** Start of Data section **

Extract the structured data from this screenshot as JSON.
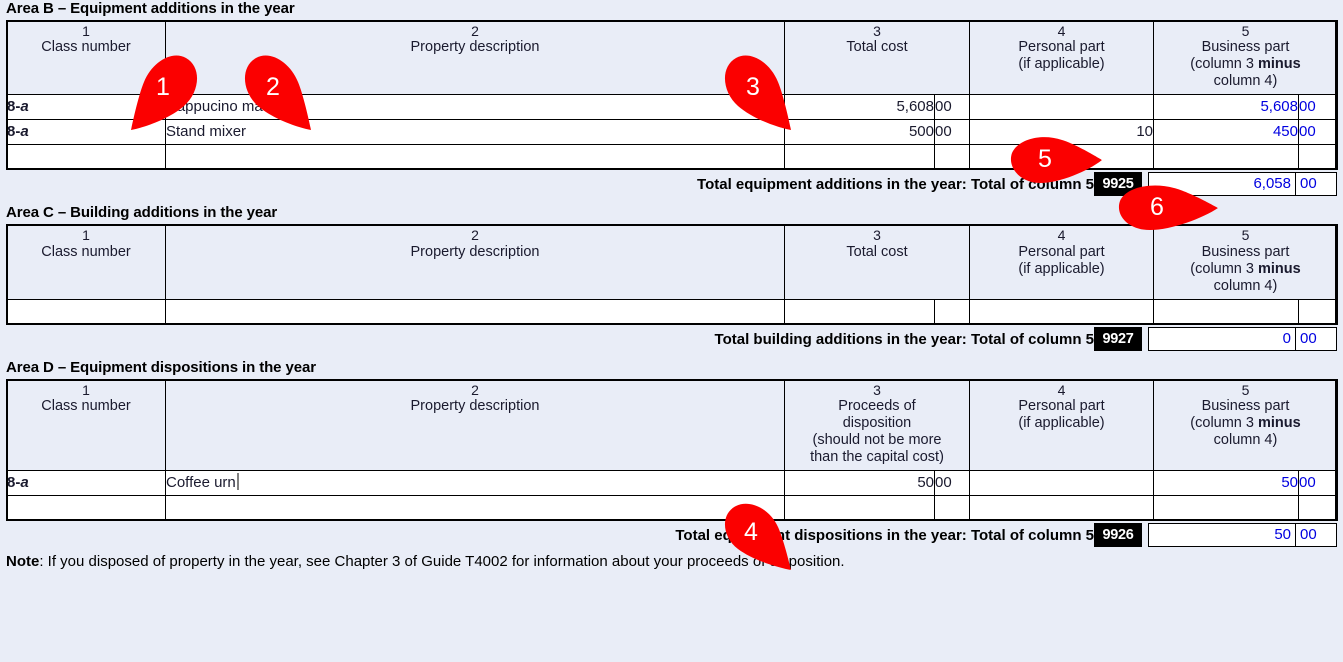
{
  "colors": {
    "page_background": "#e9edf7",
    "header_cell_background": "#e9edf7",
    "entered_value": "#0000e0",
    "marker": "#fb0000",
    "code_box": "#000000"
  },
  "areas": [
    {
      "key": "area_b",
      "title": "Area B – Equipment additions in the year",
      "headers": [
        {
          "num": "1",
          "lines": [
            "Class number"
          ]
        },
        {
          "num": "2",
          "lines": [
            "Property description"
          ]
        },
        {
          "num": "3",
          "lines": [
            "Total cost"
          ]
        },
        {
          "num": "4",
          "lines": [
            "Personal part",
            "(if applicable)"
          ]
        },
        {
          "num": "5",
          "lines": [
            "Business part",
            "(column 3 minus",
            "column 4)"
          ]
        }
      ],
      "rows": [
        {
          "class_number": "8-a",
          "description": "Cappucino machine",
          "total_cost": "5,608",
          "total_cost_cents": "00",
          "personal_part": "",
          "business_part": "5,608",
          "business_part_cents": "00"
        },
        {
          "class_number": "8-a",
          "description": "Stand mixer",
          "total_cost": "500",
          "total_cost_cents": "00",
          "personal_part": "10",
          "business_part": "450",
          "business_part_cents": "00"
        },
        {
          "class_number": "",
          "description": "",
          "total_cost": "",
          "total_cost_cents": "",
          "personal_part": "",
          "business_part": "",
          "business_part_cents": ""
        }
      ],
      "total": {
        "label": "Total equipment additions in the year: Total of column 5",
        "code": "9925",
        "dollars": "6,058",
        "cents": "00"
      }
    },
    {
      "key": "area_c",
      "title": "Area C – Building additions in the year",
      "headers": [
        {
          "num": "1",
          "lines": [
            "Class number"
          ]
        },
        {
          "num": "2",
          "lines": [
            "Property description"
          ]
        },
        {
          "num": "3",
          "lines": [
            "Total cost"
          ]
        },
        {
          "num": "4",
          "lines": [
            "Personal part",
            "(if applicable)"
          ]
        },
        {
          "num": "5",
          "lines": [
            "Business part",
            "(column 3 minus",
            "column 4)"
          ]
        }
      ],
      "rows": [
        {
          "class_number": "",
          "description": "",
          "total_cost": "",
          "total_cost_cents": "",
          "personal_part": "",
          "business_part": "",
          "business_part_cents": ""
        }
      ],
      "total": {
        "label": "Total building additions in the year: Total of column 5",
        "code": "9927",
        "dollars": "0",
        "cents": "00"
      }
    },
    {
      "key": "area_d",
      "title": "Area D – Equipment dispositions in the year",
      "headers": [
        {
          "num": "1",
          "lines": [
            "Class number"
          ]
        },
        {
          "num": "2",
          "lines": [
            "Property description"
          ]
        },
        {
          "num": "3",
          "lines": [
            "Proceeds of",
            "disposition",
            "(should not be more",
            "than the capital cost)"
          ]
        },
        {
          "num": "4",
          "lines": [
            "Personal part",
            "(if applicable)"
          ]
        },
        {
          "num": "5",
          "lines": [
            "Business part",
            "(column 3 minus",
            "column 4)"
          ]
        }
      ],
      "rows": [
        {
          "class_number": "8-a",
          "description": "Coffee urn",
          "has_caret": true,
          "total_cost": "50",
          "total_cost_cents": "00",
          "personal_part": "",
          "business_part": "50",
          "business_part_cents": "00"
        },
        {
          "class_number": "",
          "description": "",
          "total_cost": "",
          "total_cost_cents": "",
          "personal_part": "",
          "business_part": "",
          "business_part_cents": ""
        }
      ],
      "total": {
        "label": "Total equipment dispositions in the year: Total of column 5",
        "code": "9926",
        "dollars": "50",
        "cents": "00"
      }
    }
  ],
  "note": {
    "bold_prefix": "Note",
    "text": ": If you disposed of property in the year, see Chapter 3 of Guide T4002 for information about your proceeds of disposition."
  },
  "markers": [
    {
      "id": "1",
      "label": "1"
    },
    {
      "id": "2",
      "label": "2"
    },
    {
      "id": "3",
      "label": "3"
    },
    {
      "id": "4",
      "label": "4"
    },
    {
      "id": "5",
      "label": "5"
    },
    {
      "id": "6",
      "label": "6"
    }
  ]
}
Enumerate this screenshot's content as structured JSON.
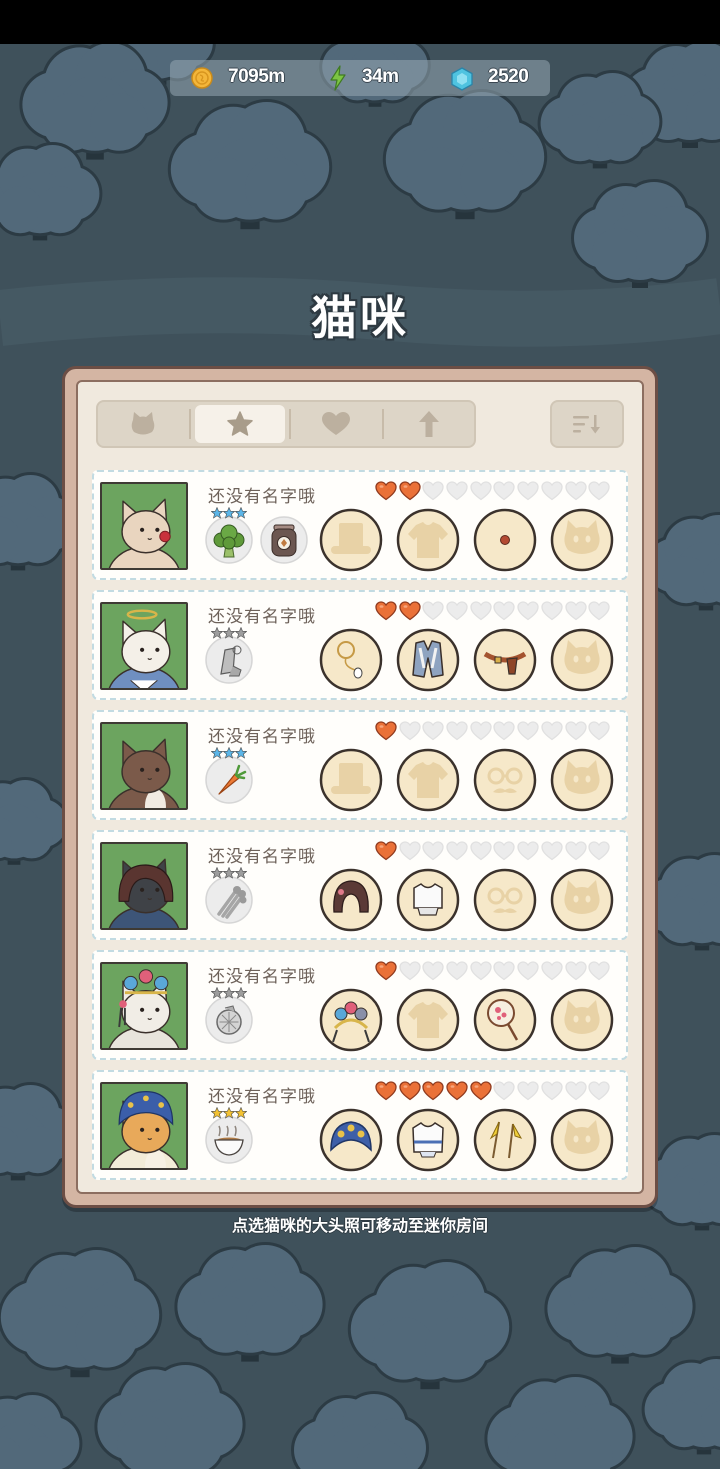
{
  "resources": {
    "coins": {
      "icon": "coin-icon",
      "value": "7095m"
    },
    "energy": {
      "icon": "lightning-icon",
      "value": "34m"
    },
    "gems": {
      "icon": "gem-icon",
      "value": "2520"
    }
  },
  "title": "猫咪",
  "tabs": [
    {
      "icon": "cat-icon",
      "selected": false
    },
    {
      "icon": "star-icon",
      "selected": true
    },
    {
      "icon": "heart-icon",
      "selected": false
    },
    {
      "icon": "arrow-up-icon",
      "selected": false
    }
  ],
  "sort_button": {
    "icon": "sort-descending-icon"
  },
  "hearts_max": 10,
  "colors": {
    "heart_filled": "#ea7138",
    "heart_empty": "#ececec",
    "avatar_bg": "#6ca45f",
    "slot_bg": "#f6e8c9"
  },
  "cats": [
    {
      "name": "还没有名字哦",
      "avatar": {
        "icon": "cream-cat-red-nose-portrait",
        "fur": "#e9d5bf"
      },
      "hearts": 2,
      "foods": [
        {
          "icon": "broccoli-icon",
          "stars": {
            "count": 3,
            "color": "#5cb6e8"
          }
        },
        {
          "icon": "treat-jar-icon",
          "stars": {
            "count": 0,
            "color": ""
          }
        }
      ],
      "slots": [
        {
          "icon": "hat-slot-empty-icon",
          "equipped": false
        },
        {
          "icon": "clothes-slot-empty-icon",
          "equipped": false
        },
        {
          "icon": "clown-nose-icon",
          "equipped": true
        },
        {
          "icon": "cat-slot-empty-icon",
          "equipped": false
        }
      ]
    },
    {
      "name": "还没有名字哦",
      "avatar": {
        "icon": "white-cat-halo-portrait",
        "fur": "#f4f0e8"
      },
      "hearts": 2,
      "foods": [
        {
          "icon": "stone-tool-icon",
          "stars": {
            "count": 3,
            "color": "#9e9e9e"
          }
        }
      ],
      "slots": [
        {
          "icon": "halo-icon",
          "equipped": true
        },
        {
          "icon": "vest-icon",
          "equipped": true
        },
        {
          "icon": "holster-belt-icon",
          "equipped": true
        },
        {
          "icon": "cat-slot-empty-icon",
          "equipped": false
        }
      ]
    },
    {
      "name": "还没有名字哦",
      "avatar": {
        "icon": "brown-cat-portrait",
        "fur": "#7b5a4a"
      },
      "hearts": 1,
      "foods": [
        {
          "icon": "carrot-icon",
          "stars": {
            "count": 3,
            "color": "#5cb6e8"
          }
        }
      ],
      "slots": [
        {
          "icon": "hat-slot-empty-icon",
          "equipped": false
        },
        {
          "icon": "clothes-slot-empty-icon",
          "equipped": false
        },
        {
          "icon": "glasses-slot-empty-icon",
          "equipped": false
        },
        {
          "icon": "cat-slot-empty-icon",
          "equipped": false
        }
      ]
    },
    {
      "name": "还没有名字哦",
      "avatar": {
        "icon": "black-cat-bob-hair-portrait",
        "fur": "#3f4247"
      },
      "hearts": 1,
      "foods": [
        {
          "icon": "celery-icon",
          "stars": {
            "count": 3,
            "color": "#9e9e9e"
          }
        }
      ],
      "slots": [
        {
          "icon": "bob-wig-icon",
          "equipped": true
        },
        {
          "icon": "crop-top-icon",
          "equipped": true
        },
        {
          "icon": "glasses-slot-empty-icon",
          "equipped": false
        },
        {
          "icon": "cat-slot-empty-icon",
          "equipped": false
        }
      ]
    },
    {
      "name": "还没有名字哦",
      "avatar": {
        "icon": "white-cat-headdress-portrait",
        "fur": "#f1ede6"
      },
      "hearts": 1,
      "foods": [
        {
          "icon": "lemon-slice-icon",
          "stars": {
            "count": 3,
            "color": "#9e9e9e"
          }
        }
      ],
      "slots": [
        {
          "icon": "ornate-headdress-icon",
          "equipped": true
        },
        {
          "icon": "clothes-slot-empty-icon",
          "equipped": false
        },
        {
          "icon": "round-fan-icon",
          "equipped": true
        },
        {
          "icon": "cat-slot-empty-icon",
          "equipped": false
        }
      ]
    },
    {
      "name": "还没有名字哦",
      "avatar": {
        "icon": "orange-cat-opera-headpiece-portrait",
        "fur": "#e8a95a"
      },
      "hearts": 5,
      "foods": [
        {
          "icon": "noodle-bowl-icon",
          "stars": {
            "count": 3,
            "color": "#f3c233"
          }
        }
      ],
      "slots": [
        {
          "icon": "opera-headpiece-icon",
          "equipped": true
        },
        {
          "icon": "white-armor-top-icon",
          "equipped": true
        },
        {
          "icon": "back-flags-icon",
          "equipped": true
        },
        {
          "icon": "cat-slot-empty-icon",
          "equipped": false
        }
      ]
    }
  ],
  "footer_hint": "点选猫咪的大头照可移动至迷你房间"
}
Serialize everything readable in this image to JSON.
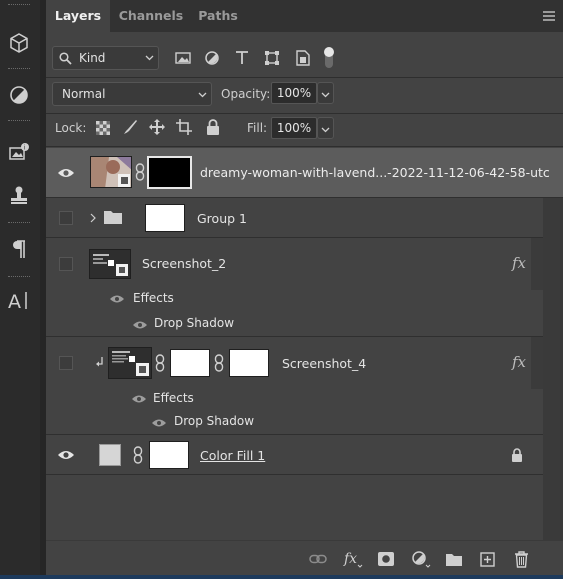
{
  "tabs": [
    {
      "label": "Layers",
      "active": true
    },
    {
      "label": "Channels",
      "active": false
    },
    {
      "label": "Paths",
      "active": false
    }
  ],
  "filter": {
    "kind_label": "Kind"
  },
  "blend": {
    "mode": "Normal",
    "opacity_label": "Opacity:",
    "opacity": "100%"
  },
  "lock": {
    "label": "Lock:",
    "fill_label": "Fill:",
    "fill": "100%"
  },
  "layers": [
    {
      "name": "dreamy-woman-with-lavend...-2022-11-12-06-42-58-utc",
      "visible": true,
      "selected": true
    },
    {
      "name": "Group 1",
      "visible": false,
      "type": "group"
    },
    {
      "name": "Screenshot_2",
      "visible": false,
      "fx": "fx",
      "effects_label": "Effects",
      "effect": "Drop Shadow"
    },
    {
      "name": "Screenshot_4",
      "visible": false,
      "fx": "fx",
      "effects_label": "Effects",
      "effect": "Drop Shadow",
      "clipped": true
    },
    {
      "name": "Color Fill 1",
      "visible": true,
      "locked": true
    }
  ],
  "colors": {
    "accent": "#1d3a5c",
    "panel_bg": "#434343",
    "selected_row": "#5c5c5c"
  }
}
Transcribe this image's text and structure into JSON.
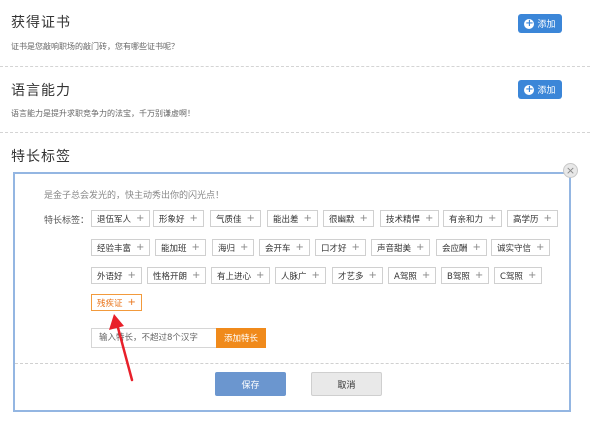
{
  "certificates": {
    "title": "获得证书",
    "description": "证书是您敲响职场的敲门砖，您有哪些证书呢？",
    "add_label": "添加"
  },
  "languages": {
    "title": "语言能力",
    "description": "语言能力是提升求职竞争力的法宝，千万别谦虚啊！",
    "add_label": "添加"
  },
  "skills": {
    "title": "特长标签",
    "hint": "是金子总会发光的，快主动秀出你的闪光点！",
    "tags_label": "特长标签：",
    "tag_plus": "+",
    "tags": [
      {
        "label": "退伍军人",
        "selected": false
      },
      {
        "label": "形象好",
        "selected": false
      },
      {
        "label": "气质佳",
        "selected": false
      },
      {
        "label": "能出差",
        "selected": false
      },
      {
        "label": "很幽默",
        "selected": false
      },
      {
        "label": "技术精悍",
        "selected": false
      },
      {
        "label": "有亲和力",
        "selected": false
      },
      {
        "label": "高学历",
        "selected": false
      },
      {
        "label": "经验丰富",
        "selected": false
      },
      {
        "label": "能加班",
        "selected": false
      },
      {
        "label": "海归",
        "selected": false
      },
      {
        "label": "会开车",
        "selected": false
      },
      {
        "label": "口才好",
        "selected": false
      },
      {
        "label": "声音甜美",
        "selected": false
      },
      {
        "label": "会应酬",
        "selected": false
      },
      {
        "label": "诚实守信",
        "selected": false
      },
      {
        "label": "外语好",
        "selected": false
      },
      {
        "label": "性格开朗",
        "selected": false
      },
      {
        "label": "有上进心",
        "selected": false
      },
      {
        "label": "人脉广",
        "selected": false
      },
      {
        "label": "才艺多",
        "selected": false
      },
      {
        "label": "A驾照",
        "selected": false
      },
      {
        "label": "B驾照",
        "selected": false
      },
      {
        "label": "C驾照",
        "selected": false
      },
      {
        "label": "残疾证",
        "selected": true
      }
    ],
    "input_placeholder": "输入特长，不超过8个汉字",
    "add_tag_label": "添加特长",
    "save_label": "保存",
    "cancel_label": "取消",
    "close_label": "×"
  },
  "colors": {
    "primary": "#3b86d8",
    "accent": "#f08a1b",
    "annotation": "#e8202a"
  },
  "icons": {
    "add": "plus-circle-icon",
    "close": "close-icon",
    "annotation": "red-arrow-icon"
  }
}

** End of Data section **

## Stated problem
Among the entries above, how many lines include the word "image"? Reply with the number only.

## The completed task
2